ENTRIES SHOWN →

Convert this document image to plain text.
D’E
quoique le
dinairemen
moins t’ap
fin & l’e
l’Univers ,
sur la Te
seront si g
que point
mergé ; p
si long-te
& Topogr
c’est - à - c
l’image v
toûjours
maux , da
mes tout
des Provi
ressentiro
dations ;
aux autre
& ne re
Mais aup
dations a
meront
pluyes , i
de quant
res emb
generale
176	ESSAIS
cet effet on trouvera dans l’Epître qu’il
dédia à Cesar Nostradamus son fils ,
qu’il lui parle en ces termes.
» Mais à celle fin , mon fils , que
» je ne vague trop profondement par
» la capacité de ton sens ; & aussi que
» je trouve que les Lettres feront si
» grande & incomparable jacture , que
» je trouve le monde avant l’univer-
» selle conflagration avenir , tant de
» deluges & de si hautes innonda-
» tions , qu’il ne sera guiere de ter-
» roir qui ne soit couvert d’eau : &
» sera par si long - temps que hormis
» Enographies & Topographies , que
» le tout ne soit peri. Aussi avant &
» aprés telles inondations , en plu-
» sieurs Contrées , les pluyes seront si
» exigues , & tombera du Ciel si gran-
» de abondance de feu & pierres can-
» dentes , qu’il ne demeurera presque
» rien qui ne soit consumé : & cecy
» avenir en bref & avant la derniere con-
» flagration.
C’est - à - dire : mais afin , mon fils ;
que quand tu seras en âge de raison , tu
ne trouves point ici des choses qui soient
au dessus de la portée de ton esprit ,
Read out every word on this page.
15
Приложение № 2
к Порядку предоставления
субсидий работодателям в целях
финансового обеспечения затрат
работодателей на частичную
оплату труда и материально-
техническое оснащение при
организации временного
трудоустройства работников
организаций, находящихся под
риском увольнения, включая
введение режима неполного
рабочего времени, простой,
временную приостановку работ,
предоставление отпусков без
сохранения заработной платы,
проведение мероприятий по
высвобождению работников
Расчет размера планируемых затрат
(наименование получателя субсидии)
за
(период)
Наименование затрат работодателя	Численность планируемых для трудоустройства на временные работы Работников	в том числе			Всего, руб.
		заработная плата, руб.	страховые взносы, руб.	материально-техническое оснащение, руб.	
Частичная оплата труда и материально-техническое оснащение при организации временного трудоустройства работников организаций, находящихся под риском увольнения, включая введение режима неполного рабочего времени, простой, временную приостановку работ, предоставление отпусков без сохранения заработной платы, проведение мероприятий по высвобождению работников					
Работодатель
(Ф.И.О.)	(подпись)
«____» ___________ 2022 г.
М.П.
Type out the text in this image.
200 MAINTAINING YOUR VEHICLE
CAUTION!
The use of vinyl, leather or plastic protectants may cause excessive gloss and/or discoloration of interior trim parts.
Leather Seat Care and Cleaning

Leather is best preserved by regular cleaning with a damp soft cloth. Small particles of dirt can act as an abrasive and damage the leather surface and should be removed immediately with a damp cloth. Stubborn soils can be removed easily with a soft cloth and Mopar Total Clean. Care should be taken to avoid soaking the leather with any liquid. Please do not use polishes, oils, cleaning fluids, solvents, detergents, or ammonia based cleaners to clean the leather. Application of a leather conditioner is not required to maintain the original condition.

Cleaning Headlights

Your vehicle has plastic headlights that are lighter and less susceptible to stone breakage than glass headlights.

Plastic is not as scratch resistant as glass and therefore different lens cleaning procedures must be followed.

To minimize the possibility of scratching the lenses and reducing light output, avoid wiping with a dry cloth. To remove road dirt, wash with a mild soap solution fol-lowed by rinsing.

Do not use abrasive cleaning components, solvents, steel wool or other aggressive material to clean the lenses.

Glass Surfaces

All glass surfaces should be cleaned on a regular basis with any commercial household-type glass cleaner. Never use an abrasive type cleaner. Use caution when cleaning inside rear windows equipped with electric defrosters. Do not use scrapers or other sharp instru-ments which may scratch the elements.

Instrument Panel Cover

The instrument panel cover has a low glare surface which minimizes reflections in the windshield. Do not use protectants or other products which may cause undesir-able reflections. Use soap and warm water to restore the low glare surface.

EXERCISE AIM → Filter the records down to the lines that contain the string "tout", and copy those lines.

FULL RESPONSE →
mes tout
» le tout ne soit peri. Aussi avant &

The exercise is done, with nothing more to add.